Description of the task: Reproduce the following records verbatim, line by line, without altering any character.

--

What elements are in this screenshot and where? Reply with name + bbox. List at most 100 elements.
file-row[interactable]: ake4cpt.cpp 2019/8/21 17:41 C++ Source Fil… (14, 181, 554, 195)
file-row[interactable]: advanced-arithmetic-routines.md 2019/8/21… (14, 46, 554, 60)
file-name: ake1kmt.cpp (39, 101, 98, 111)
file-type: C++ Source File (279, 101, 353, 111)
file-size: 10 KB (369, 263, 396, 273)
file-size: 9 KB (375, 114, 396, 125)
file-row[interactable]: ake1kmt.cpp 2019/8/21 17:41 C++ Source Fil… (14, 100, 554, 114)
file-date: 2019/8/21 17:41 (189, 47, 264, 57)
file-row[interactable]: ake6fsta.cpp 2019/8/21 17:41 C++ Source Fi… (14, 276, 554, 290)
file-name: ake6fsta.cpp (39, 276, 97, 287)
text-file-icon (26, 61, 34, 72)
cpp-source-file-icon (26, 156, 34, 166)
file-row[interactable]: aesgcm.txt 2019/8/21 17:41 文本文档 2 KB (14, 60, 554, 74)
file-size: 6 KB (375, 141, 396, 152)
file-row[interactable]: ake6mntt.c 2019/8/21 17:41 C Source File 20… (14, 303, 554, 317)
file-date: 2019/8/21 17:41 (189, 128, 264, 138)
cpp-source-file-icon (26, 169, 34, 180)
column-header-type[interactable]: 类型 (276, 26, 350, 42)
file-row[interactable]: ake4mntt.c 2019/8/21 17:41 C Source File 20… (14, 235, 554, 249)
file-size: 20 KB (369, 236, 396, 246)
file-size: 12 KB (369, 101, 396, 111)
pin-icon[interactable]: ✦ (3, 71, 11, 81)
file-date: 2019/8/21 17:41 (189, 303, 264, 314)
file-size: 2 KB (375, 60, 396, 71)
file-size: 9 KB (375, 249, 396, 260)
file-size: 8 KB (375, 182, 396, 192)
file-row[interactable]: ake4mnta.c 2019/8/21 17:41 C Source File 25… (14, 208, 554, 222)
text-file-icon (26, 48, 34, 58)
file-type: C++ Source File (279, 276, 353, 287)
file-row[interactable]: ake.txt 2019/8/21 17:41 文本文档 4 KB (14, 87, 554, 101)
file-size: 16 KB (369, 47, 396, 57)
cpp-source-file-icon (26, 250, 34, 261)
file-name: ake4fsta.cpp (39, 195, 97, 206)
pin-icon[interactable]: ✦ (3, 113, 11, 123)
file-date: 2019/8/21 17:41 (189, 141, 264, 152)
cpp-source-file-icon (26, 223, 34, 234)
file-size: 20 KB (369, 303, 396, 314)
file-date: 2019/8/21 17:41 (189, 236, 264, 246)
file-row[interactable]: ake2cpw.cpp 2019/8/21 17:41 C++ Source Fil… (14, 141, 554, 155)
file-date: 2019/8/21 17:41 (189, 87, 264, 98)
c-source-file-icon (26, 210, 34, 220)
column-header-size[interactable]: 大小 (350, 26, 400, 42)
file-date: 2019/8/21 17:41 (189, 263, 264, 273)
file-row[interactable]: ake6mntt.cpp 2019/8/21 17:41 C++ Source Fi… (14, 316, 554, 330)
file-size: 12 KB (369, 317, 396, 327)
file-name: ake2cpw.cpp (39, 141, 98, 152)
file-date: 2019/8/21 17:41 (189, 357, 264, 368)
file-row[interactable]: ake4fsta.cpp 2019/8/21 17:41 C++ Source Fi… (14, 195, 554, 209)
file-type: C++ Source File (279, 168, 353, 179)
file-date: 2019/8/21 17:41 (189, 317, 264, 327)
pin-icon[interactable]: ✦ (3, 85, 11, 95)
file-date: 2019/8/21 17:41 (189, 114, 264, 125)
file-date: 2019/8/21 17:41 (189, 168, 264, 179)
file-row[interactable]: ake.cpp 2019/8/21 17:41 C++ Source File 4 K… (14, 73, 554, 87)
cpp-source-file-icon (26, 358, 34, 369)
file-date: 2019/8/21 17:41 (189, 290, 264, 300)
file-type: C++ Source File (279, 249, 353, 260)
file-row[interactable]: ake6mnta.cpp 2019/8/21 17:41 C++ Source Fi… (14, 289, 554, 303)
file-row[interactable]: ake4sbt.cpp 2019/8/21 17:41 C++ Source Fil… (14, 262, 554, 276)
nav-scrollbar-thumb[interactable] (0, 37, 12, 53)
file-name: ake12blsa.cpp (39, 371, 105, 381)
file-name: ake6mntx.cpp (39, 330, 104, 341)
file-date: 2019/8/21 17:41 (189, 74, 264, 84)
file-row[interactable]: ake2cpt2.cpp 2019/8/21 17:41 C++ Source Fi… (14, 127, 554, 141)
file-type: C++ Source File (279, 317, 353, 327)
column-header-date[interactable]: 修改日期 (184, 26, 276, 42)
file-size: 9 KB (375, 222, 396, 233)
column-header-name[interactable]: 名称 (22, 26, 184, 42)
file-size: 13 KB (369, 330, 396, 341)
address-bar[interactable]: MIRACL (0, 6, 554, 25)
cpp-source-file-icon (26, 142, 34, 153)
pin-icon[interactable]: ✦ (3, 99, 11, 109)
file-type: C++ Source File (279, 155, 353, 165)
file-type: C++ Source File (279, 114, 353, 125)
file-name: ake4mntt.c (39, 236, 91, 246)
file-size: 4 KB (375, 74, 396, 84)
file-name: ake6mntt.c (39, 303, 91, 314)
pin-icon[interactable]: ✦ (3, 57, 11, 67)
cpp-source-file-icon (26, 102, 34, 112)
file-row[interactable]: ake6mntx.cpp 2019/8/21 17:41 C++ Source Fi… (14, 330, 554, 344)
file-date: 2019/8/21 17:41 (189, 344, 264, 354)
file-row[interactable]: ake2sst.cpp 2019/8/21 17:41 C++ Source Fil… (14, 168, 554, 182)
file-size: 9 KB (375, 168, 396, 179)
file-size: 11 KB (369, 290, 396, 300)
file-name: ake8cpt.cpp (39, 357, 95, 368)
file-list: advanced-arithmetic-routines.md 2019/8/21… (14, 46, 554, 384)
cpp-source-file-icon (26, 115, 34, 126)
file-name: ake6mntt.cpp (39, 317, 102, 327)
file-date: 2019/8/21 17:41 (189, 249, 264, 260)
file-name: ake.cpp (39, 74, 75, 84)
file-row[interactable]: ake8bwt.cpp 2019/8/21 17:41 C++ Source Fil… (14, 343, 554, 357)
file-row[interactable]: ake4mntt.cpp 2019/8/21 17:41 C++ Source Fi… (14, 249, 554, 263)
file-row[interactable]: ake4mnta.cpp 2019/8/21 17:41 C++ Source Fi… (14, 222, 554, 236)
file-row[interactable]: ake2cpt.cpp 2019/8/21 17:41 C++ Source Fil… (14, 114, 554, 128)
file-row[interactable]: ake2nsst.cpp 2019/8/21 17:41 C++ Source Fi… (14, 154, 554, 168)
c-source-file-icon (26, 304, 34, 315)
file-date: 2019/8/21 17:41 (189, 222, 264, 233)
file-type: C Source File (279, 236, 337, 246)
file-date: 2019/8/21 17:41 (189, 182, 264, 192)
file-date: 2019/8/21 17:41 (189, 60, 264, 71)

--

Solved exercise:
What elements are in this screenshot and where? Reply with name + bbox. List at most 100 elements.
file-row[interactable]: ake4cpt.cpp 2019/8/21 17:41 C++ Source Fil… (14, 181, 554, 195)
file-row[interactable]: advanced-arithmetic-routines.md 2019/8/21… (14, 46, 554, 60)
file-name: ake1kmt.cpp (39, 101, 98, 111)
file-type: C++ Source File (279, 101, 353, 111)
file-size: 10 KB (369, 263, 396, 273)
file-size: 9 KB (375, 114, 396, 125)
file-row[interactable]: ake1kmt.cpp 2019/8/21 17:41 C++ Source Fil… (14, 100, 554, 114)
file-date: 2019/8/21 17:41 (189, 47, 264, 57)
file-row[interactable]: ake6fsta.cpp 2019/8/21 17:41 C++ Source Fi… (14, 276, 554, 290)
file-name: ake6fsta.cpp (39, 276, 97, 287)
text-file-icon (26, 61, 34, 72)
cpp-source-file-icon (26, 156, 34, 166)
file-row[interactable]: aesgcm.txt 2019/8/21 17:41 文本文档 2 KB (14, 60, 554, 74)
file-size: 6 KB (375, 141, 396, 152)
file-row[interactable]: ake6mntt.c 2019/8/21 17:41 C Source File 20… (14, 303, 554, 317)
file-date: 2019/8/21 17:41 (189, 128, 264, 138)
cpp-source-file-icon (26, 169, 34, 180)
column-header-type[interactable]: 类型 (276, 26, 350, 42)
file-row[interactable]: ake4mntt.c 2019/8/21 17:41 C Source File 20… (14, 235, 554, 249)
file-size: 20 KB (369, 236, 396, 246)
file-size: 12 KB (369, 101, 396, 111)
pin-icon[interactable]: ✦ (3, 71, 11, 81)
file-date: 2019/8/21 17:41 (189, 303, 264, 314)
file-size: 2 KB (375, 60, 396, 71)
file-size: 9 KB (375, 249, 396, 260)
file-size: 8 KB (375, 182, 396, 192)
file-row[interactable]: ake4mnta.c 2019/8/21 17:41 C Source File 25… (14, 208, 554, 222)
text-file-icon (26, 48, 34, 58)
file-type: C++ Source File (279, 276, 353, 287)
file-row[interactable]: ake.txt 2019/8/21 17:41 文本文档 4 KB (14, 87, 554, 101)
file-size: 16 KB (369, 47, 396, 57)
cpp-source-file-icon (26, 250, 34, 261)
file-name: ake4fsta.cpp (39, 195, 97, 206)
pin-icon[interactable]: ✦ (3, 113, 11, 123)
file-date: 2019/8/21 17:41 (189, 141, 264, 152)
cpp-source-file-icon (26, 223, 34, 234)
file-size: 20 KB (369, 303, 396, 314)
file-date: 2019/8/21 17:41 (189, 236, 264, 246)
file-row[interactable]: ake2cpw.cpp 2019/8/21 17:41 C++ Source Fil… (14, 141, 554, 155)
file-date: 2019/8/21 17:41 (189, 87, 264, 98)
c-source-file-icon (26, 210, 34, 220)
column-header-size[interactable]: 大小 (350, 26, 400, 42)
file-date: 2019/8/21 17:41 (189, 263, 264, 273)
file-row[interactable]: ake6mntt.cpp 2019/8/21 17:41 C++ Source Fi… (14, 316, 554, 330)
file-size: 12 KB (369, 317, 396, 327)
file-name: ake2cpw.cpp (39, 141, 98, 152)
file-date: 2019/8/21 17:41 (189, 357, 264, 368)
file-row[interactable]: ake4fsta.cpp 2019/8/21 17:41 C++ Source Fi… (14, 195, 554, 209)
file-type: C++ Source File (279, 168, 353, 179)
file-date: 2019/8/21 17:41 (189, 317, 264, 327)
pin-icon[interactable]: ✦ (3, 85, 11, 95)
file-date: 2019/8/21 17:41 (189, 114, 264, 125)
file-date: 2019/8/21 17:41 (189, 168, 264, 179)
file-row[interactable]: ake.cpp 2019/8/21 17:41 C++ Source File 4 K… (14, 73, 554, 87)
cpp-source-file-icon (26, 358, 34, 369)
file-date: 2019/8/21 17:41 (189, 290, 264, 300)
file-type: C++ Source File (279, 249, 353, 260)
file-row[interactable]: ake6mnta.cpp 2019/8/21 17:41 C++ Source Fi… (14, 289, 554, 303)
file-row[interactable]: ake4sbt.cpp 2019/8/21 17:41 C++ Source Fil… (14, 262, 554, 276)
nav-scrollbar-thumb[interactable] (0, 37, 12, 53)
file-name: ake12blsa.cpp (39, 371, 105, 381)
file-name: ake6mntx.cpp (39, 330, 104, 341)
file-date: 2019/8/21 17:41 (189, 74, 264, 84)
file-row[interactable]: ake2cpt2.cpp 2019/8/21 17:41 C++ Source Fi… (14, 127, 554, 141)
file-type: C++ Source File (279, 317, 353, 327)
column-header-date[interactable]: 修改日期 (184, 26, 276, 42)
file-size: 9 KB (375, 222, 396, 233)
column-header-name[interactable]: 名称 (22, 26, 184, 42)
file-size: 13 KB (369, 330, 396, 341)
address-bar[interactable]: MIRACL (0, 6, 554, 25)
cpp-source-file-icon (26, 142, 34, 153)
pin-icon[interactable]: ✦ (3, 99, 11, 109)
file-type: C++ Source File (279, 155, 353, 165)
file-type: C++ Source File (279, 114, 353, 125)
file-name: ake4mntt.c (39, 236, 91, 246)
file-size: 4 KB (375, 74, 396, 84)
file-name: ake6mntt.c (39, 303, 91, 314)
pin-icon[interactable]: ✦ (3, 57, 11, 67)
cpp-source-file-icon (26, 102, 34, 112)
file-row[interactable]: ake6mntx.cpp 2019/8/21 17:41 C++ Source Fi… (14, 330, 554, 344)
file-date: 2019/8/21 17:41 (189, 344, 264, 354)
file-row[interactable]: ake2sst.cpp 2019/8/21 17:41 C++ Source Fil… (14, 168, 554, 182)
file-size: 9 KB (375, 168, 396, 179)
file-size: 11 KB (369, 290, 396, 300)
file-name: ake8cpt.cpp (39, 357, 95, 368)
file-list: advanced-arithmetic-routines.md 2019/8/21… (14, 46, 554, 384)
cpp-source-file-icon (26, 115, 34, 126)
file-name: ake6mntt.cpp (39, 317, 102, 327)
file-date: 2019/8/21 17:41 (189, 249, 264, 260)
file-name: ake.cpp (39, 74, 75, 84)
file-row[interactable]: ake8bwt.cpp 2019/8/21 17:41 C++ Source Fil… (14, 343, 554, 357)
file-row[interactable]: ake4mntt.cpp 2019/8/21 17:41 C++ Source Fi… (14, 249, 554, 263)
file-row[interactable]: ake4mnta.cpp 2019/8/21 17:41 C++ Source Fi… (14, 222, 554, 236)
file-row[interactable]: ake2cpt.cpp 2019/8/21 17:41 C++ Source Fil… (14, 114, 554, 128)
file-row[interactable]: ake2nsst.cpp 2019/8/21 17:41 C++ Source Fi… (14, 154, 554, 168)
c-source-file-icon (26, 304, 34, 315)
file-date: 2019/8/21 17:41 (189, 222, 264, 233)
file-type: C Source File (279, 236, 337, 246)
file-date: 2019/8/21 17:41 (189, 182, 264, 192)
file-date: 2019/8/21 17:41 (189, 60, 264, 71)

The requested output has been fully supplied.